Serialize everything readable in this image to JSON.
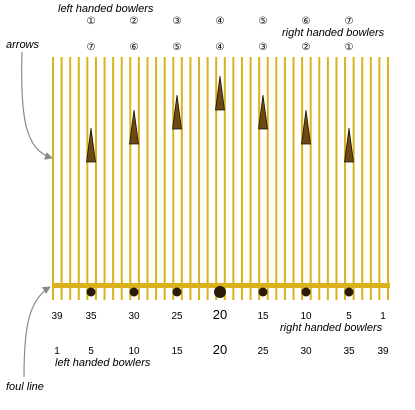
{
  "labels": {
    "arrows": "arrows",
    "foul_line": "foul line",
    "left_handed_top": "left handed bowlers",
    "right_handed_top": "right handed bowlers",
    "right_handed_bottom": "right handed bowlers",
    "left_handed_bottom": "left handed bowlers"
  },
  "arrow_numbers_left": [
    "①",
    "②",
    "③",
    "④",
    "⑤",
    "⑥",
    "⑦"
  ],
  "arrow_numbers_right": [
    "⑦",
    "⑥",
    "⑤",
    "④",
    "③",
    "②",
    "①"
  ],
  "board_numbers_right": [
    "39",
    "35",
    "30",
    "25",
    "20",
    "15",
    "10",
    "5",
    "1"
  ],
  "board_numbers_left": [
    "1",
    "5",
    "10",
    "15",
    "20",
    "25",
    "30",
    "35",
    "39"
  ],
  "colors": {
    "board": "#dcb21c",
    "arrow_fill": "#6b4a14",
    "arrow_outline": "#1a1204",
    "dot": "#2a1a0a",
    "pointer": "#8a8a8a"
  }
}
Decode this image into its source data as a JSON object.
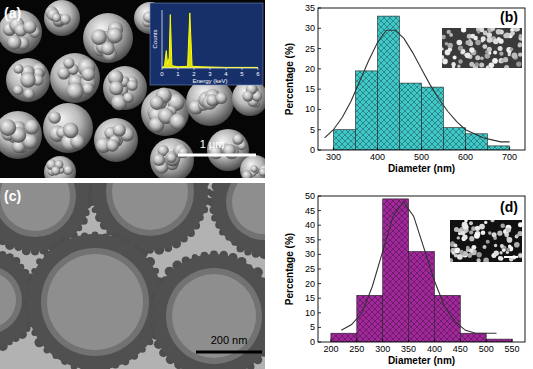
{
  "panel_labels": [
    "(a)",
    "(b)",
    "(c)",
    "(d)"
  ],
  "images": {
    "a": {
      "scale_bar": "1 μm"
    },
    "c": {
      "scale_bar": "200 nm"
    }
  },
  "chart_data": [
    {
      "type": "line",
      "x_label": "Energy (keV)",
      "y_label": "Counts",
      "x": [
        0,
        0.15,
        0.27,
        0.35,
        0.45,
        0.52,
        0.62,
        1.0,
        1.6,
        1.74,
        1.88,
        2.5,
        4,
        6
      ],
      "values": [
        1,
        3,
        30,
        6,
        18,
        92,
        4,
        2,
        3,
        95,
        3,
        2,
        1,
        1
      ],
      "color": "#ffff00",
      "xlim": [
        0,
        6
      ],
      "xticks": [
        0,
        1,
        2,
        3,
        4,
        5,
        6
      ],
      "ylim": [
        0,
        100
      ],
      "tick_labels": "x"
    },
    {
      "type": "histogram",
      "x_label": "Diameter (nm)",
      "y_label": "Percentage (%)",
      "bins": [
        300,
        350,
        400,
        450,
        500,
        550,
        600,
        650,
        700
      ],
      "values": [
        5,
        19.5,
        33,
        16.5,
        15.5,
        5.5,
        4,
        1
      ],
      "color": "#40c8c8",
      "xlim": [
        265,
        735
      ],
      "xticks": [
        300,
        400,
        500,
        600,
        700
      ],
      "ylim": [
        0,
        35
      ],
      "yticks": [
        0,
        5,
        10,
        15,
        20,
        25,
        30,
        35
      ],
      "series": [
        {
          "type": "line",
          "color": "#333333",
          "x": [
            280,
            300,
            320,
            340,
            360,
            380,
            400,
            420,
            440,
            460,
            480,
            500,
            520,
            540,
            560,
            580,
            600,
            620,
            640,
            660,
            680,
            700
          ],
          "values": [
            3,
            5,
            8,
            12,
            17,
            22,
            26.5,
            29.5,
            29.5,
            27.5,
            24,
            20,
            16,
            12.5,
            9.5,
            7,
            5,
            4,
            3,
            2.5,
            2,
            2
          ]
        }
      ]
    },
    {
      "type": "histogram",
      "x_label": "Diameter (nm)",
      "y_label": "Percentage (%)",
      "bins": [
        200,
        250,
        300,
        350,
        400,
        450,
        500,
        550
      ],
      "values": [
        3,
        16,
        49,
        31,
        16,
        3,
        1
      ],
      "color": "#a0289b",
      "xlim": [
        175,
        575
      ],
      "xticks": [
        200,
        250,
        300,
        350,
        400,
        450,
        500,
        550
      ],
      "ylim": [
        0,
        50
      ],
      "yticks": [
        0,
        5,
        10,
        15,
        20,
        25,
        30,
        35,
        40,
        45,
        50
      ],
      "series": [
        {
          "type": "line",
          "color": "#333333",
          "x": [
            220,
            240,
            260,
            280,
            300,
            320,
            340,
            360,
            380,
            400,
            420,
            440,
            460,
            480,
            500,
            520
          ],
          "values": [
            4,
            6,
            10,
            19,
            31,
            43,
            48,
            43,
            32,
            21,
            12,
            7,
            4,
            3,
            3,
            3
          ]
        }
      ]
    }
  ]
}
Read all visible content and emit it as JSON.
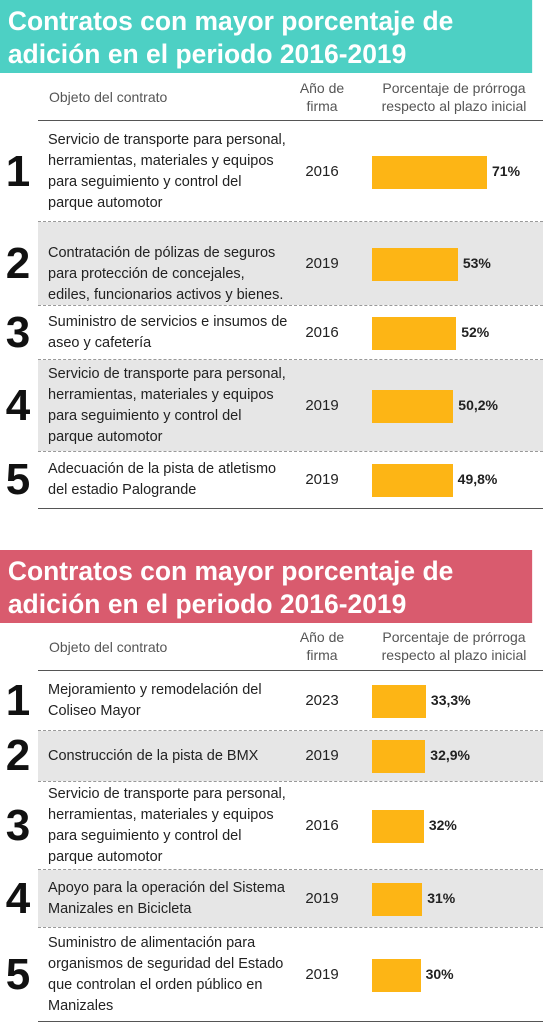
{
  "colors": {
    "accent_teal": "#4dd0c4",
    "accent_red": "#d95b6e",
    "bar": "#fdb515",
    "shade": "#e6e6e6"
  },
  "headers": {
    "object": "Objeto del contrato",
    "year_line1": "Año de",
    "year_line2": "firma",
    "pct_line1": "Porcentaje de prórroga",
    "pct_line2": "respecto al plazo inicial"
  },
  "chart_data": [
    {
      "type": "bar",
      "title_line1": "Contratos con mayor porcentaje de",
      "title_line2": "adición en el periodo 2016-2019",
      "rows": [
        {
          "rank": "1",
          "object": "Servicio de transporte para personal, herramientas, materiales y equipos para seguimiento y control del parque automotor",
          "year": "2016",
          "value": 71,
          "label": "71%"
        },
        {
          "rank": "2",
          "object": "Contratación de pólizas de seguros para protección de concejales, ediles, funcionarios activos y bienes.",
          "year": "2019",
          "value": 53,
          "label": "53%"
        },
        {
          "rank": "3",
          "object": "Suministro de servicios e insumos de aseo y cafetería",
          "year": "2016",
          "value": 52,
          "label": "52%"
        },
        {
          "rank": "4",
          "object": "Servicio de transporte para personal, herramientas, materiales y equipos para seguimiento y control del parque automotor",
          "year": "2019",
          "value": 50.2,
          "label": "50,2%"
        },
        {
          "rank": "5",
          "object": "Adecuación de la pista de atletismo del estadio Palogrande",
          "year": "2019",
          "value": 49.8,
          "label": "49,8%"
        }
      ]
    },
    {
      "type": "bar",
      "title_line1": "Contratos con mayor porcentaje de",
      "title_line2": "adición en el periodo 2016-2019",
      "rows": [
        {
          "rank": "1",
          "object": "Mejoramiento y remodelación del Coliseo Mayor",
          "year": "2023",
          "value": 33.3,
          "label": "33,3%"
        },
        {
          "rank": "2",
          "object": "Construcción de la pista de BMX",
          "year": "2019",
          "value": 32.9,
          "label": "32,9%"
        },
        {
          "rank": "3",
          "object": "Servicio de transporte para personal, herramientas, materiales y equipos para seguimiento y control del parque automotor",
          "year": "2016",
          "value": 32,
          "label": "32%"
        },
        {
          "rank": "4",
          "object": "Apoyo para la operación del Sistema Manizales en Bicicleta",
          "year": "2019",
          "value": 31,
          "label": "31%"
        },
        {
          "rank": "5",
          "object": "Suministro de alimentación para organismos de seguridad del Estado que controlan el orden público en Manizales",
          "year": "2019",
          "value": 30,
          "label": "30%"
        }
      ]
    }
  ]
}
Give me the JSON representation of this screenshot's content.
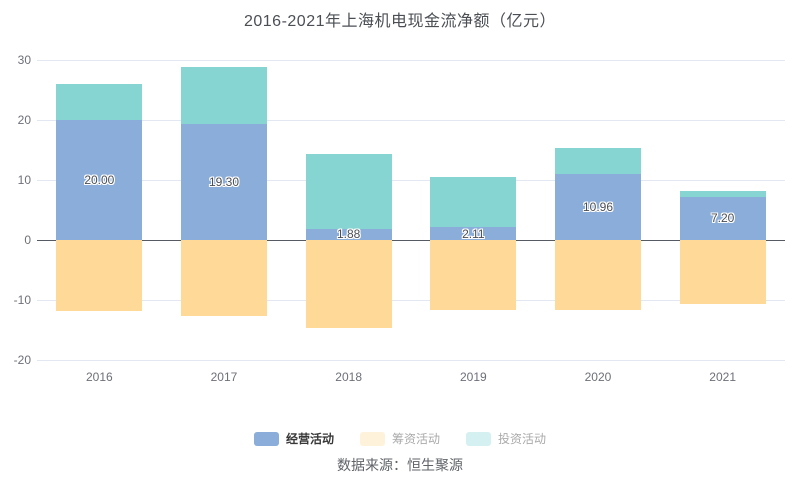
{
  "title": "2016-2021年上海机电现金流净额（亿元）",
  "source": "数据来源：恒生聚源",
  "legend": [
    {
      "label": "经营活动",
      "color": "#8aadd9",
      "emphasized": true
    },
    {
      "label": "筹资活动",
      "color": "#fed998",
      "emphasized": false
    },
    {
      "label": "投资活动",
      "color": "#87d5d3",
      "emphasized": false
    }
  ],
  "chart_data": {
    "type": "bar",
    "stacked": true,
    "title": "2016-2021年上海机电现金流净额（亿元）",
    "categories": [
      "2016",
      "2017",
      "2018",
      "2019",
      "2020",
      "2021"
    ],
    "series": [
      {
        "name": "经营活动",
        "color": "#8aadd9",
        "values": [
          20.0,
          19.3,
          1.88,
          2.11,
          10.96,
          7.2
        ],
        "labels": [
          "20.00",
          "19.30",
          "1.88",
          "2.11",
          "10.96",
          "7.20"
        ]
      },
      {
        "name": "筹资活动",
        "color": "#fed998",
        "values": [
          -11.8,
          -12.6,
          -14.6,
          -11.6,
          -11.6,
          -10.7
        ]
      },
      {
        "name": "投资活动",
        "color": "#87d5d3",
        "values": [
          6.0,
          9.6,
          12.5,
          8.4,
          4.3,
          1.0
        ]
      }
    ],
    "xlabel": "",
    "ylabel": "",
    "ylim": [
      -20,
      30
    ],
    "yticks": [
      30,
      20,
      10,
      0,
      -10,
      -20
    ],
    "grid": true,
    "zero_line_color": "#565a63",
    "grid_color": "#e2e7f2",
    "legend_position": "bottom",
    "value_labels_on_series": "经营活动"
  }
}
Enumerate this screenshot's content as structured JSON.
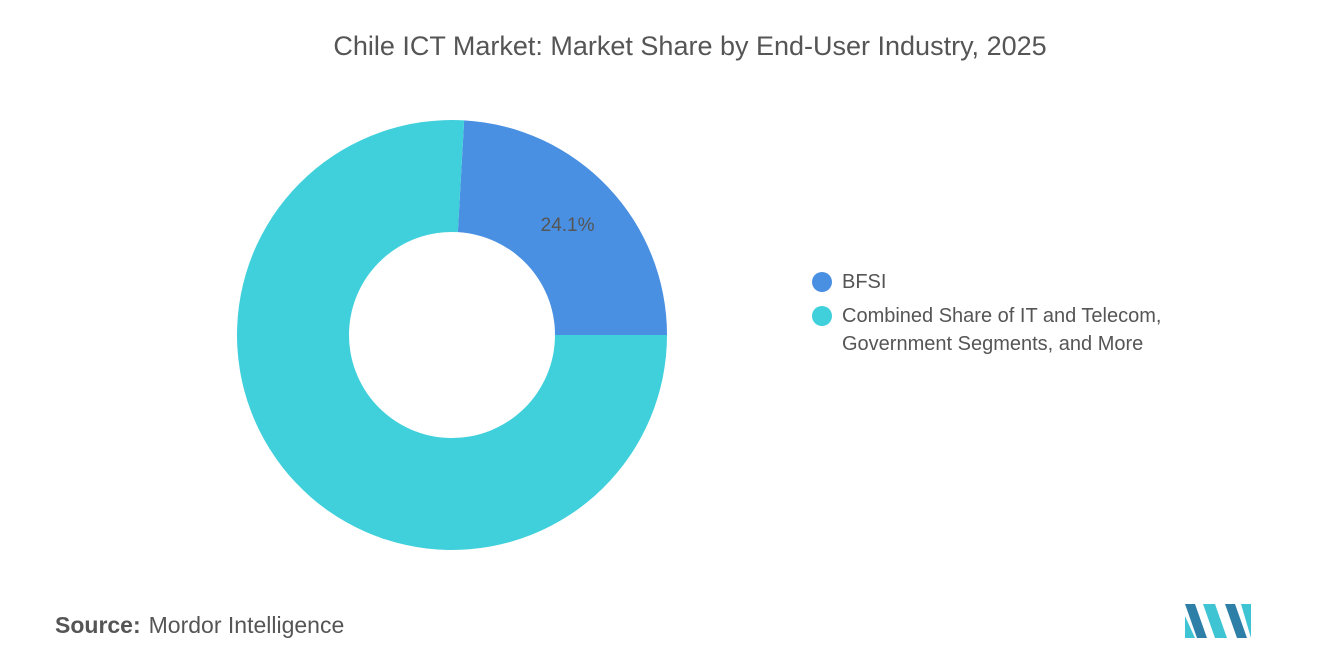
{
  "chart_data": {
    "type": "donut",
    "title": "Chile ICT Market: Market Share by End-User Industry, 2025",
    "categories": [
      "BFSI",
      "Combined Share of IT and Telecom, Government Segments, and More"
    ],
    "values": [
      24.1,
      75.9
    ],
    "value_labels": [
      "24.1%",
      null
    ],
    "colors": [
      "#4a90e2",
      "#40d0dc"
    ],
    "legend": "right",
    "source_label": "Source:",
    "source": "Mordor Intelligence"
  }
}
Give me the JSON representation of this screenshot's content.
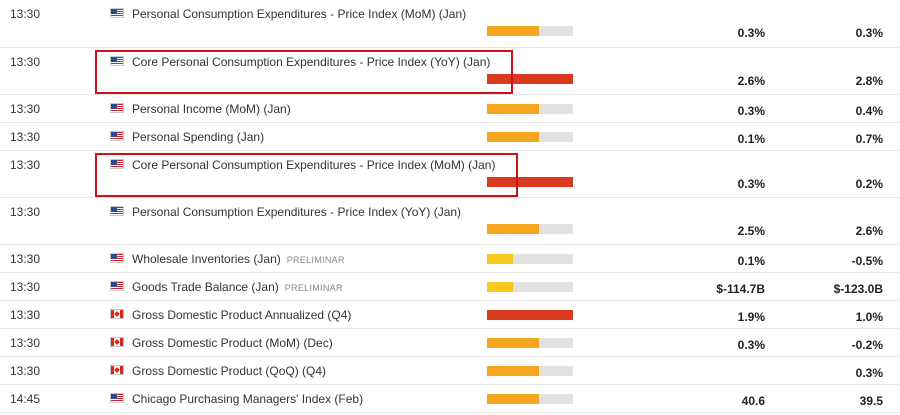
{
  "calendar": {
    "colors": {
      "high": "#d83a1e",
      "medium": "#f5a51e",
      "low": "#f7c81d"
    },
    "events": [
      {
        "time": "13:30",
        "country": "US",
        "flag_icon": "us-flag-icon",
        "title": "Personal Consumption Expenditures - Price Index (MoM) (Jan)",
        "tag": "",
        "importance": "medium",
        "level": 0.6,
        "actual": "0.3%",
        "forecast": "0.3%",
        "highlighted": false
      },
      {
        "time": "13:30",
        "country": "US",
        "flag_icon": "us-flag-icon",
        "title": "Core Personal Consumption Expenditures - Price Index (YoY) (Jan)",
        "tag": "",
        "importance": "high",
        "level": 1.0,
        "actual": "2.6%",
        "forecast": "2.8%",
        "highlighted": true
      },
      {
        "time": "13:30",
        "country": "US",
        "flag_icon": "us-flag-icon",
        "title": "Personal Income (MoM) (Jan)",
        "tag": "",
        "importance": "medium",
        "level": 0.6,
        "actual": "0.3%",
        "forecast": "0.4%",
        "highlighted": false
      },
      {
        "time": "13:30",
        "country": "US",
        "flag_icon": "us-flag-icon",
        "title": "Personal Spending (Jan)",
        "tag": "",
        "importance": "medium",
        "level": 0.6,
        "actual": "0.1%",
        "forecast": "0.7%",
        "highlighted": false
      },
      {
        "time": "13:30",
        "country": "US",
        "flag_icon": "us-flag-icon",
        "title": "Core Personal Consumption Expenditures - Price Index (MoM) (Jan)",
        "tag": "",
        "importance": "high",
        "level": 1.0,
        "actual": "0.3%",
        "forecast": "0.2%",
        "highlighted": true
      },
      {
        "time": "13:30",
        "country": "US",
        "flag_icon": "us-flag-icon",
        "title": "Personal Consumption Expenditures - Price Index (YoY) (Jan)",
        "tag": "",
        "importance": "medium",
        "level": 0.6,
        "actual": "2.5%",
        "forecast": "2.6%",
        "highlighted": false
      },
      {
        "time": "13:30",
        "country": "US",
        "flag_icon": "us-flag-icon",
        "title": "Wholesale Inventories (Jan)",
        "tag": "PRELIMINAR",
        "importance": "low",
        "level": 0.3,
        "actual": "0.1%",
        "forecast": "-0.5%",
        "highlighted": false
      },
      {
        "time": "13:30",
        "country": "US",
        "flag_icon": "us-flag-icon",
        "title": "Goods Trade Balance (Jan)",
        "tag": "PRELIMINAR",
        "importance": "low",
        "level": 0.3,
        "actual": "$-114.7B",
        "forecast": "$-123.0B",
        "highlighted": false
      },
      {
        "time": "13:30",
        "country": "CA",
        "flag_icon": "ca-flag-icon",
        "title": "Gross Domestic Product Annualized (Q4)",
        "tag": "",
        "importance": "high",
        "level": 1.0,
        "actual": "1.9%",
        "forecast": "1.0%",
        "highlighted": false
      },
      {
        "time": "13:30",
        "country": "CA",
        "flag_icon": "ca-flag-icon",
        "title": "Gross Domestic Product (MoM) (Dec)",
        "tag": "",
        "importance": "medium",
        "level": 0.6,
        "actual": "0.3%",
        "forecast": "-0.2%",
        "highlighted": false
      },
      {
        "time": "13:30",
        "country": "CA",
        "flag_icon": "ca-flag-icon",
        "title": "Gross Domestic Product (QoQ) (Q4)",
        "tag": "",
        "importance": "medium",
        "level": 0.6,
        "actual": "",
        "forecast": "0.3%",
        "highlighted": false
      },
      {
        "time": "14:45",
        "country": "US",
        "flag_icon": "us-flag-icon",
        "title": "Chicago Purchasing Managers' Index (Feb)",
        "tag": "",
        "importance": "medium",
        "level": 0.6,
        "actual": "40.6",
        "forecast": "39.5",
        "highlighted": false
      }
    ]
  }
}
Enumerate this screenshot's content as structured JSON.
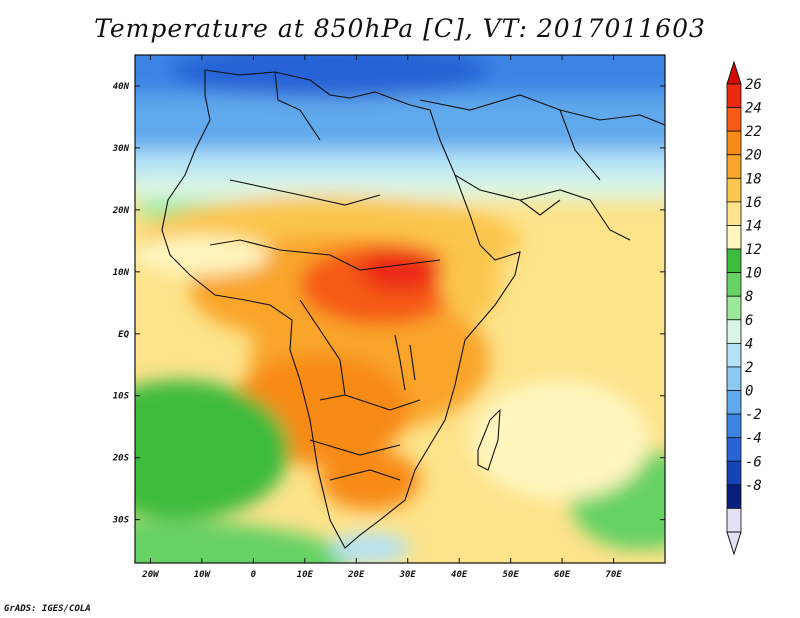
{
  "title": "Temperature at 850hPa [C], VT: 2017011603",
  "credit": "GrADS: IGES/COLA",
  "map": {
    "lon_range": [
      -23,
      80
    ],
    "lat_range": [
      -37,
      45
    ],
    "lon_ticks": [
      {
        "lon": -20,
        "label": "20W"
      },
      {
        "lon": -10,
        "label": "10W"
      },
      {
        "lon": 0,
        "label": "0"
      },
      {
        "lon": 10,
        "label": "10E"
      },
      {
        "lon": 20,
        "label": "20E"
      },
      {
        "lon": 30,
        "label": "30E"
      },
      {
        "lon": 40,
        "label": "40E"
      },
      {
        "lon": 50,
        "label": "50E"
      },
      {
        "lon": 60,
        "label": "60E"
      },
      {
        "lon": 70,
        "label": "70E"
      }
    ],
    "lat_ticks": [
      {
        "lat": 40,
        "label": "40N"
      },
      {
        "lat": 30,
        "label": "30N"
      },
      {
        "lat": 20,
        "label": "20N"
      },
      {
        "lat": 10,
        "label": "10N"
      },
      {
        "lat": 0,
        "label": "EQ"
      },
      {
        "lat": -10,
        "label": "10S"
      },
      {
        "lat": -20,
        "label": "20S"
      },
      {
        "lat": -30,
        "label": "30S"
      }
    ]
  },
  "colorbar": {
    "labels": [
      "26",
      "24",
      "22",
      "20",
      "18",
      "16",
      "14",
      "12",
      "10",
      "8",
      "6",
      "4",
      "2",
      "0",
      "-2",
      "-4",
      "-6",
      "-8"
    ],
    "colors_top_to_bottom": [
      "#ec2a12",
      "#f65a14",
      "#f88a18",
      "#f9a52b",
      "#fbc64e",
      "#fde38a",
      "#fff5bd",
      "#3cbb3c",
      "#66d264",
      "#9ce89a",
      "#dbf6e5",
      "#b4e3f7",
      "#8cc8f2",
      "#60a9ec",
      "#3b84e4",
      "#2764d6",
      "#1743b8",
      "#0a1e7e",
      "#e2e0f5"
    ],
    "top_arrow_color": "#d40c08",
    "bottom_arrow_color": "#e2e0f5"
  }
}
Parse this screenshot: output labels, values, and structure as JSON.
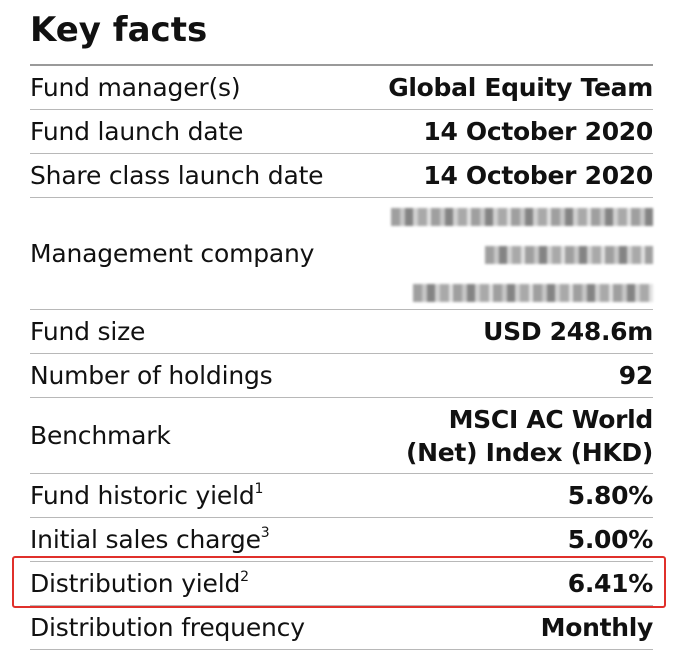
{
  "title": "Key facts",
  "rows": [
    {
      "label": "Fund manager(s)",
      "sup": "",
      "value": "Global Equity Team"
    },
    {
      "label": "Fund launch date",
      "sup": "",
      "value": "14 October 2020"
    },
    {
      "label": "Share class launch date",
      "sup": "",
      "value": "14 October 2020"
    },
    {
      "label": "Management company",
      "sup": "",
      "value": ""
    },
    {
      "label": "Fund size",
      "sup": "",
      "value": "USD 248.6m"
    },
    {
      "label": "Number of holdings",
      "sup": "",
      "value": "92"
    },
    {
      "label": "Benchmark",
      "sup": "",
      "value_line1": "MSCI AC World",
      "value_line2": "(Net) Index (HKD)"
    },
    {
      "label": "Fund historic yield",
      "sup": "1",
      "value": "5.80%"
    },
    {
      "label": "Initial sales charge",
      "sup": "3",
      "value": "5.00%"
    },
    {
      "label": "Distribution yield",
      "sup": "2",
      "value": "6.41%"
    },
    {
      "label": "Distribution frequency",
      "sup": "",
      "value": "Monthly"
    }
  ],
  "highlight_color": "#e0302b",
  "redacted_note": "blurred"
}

···

**Task objective**
State how many lines of the listing include the word "Price". Reply with the number alone.

**The response**
4